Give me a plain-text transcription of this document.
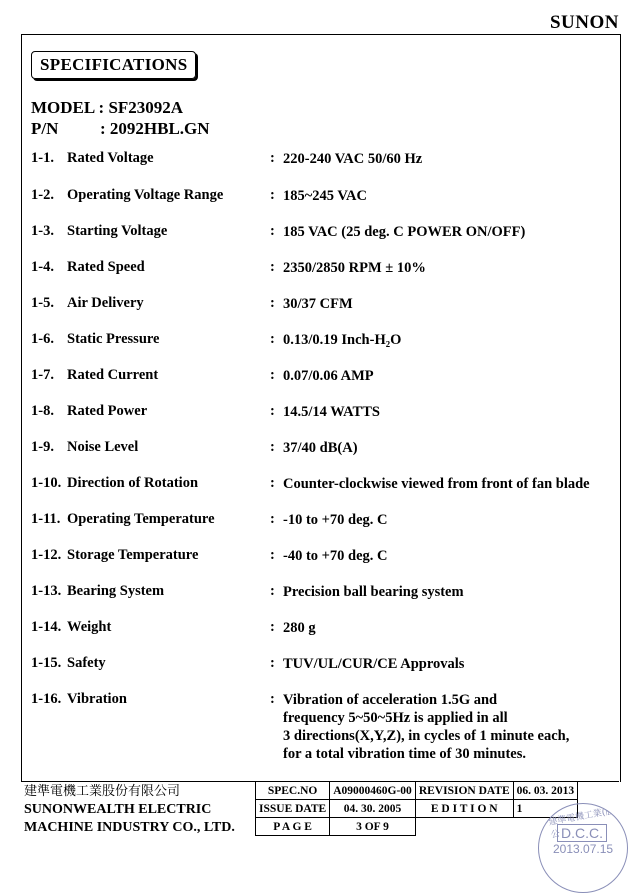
SUNON
SPECIFICATIONS
MODEL : SF23092A
P/N : 2092HBL.GN
1-1. Rated Voltage	: 220-240 VAC 50/60 Hz
1-2. Operating Voltage Range	: 185~245 VAC
1-3. Starting Voltage	: 185 VAC (25 deg. C POWER ON/OFF)
1-4. Rated Speed	: 2350/2850 RPM ± 10%
1-5. Air Delivery	: 30/37 CFM
1-6. Static Pressure	: 0.13/0.19 Inch-H₂O
1-7. Rated Current	: 0.07/0.06 AMP
1-8. Rated Power	: 14.5/14 WATTS
1-9. Noise Level	: 37/40 dB(A)
1-10. Direction of Rotation	: Counter-clockwise viewed from front of fan blade
1-11. Operating Temperature	: -10 to +70 deg. C
1-12. Storage Temperature	: -40 to +70 deg. C
1-13. Bearing System	: Precision ball bearing system
1-14. Weight	: 280 g
1-15. Safety	: TUV/UL/CUR/CE Approvals
1-16. Vibration	: Vibration of acceleration 1.5G and
frequency 5~50~5Hz is applied in all
3 directions(X,Y,Z), in cycles of 1 minute each,
for a total vibration time of 30 minutes.
建準電機工業股份有限公司
SUNONWEALTH ELECTRIC
MACHINE INDUSTRY CO., LTD.
SPEC.NO	A09000460G-00	REVISION DATE	06. 03. 2013
ISSUE DATE	04. 30. 2005	E D I T I O N	1
P A G E	3 OF 9			建準電機工業(股)公 D.C.C.
2013.07.15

····················

== STATED PROBLEM ==
Identify which lines contain the word "Voltage" and copy each one.

== ANSWER TO THIS PROBLEM ==
1-1. Rated Voltage	: 220-240 VAC 50/60 Hz
1-2. Operating Voltage Range	: 185~245 VAC
1-3. Starting Voltage	: 185 VAC (25 deg. C POWER ON/OFF)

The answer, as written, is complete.